DATA SHOWN:
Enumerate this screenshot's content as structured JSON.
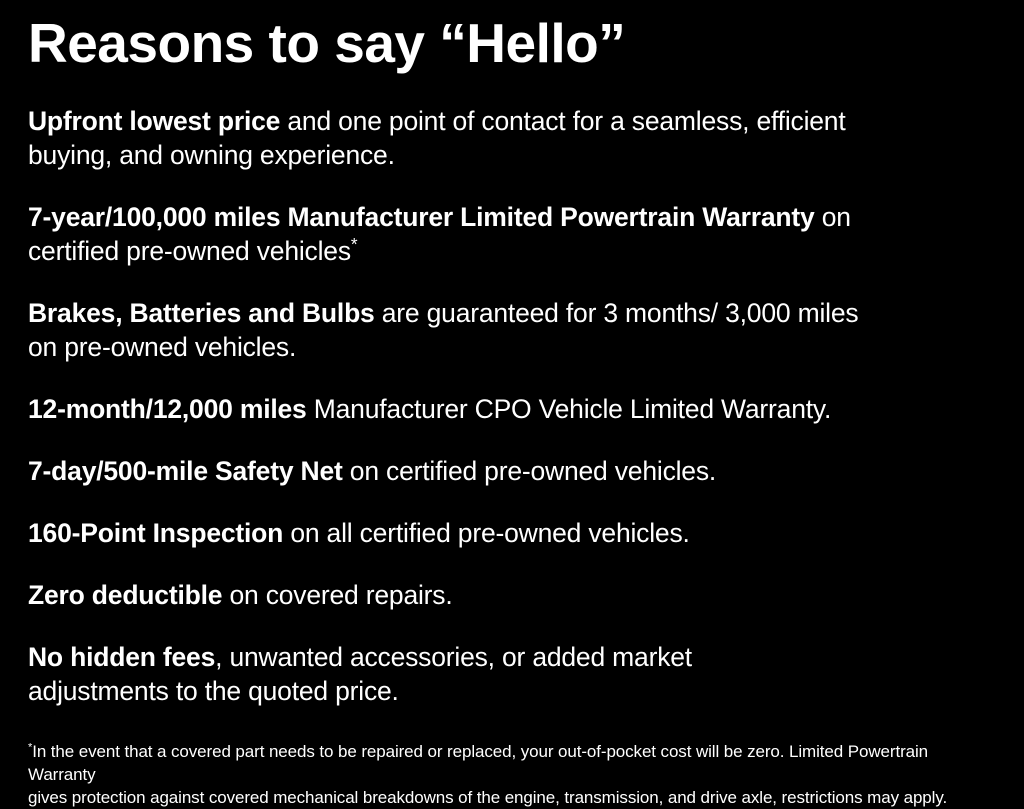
{
  "page": {
    "background_color": "#000000",
    "text_color": "#ffffff"
  },
  "title": "Reasons to say “Hello”",
  "paragraphs": [
    {
      "lines": [
        {
          "bold": "Upfront lowest price",
          "regular": " and one point of contact for a seamless, efficient"
        },
        {
          "regular": "buying, and owning experience."
        }
      ]
    },
    {
      "lines": [
        {
          "bold": "7-year/100,000 miles Manufacturer Limited Powertrain Warranty",
          "regular": " on"
        },
        {
          "regular": "certified pre-owned vehicles",
          "superscript": "*"
        }
      ]
    },
    {
      "lines": [
        {
          "bold": "Brakes, Batteries and Bulbs",
          "regular": " are guaranteed for 3 months/ 3,000 miles"
        },
        {
          "regular": "on pre-owned vehicles."
        }
      ]
    },
    {
      "lines": [
        {
          "bold": "12-month/12,000 miles",
          "regular": " Manufacturer CPO Vehicle Limited Warranty."
        }
      ]
    },
    {
      "lines": [
        {
          "bold": "7-day/500-mile Safety Net",
          "regular": " on certified pre-owned vehicles."
        }
      ]
    },
    {
      "lines": [
        {
          "bold": "160-Point Inspection",
          "regular": " on all certified pre-owned vehicles."
        }
      ]
    },
    {
      "lines": [
        {
          "bold": "Zero deductible",
          "regular": " on covered repairs."
        }
      ]
    },
    {
      "lines": [
        {
          "bold": "No hidden fees",
          "regular": ", unwanted accessories, or added market"
        },
        {
          "regular": "adjustments to the quoted price."
        }
      ]
    }
  ],
  "footnote": {
    "superscript": "*",
    "lines": [
      "In the event that a covered part needs to be repaired or replaced, your out-of-pocket cost will be zero. Limited Powertrain Warranty",
      "gives protection against covered mechanical breakdowns of the engine, transmission, and drive axle, restrictions may apply."
    ]
  }
}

THE EXERCISE:
Your job is to transcribe the entries above exactly; skip the pictures.

CORRECT OUTPUT:
Enumerate this screenshot's content as structured JSON.
{
  "page": {
    "background_color": "#000000",
    "text_color": "#ffffff"
  },
  "title": "Reasons to say “Hello”",
  "paragraphs": [
    {
      "lines": [
        {
          "bold": "Upfront lowest price",
          "regular": " and one point of contact for a seamless, efficient"
        },
        {
          "regular": "buying, and owning experience."
        }
      ]
    },
    {
      "lines": [
        {
          "bold": "7-year/100,000 miles Manufacturer Limited Powertrain Warranty",
          "regular": " on"
        },
        {
          "regular": "certified pre-owned vehicles",
          "superscript": "*"
        }
      ]
    },
    {
      "lines": [
        {
          "bold": "Brakes, Batteries and Bulbs",
          "regular": " are guaranteed for 3 months/ 3,000 miles"
        },
        {
          "regular": "on pre-owned vehicles."
        }
      ]
    },
    {
      "lines": [
        {
          "bold": "12-month/12,000 miles",
          "regular": " Manufacturer CPO Vehicle Limited Warranty."
        }
      ]
    },
    {
      "lines": [
        {
          "bold": "7-day/500-mile Safety Net",
          "regular": " on certified pre-owned vehicles."
        }
      ]
    },
    {
      "lines": [
        {
          "bold": "160-Point Inspection",
          "regular": " on all certified pre-owned vehicles."
        }
      ]
    },
    {
      "lines": [
        {
          "bold": "Zero deductible",
          "regular": " on covered repairs."
        }
      ]
    },
    {
      "lines": [
        {
          "bold": "No hidden fees",
          "regular": ", unwanted accessories, or added market"
        },
        {
          "regular": "adjustments to the quoted price."
        }
      ]
    }
  ],
  "footnote": {
    "superscript": "*",
    "lines": [
      "In the event that a covered part needs to be repaired or replaced, your out-of-pocket cost will be zero. Limited Powertrain Warranty",
      "gives protection against covered mechanical breakdowns of the engine, transmission, and drive axle, restrictions may apply."
    ]
  }
}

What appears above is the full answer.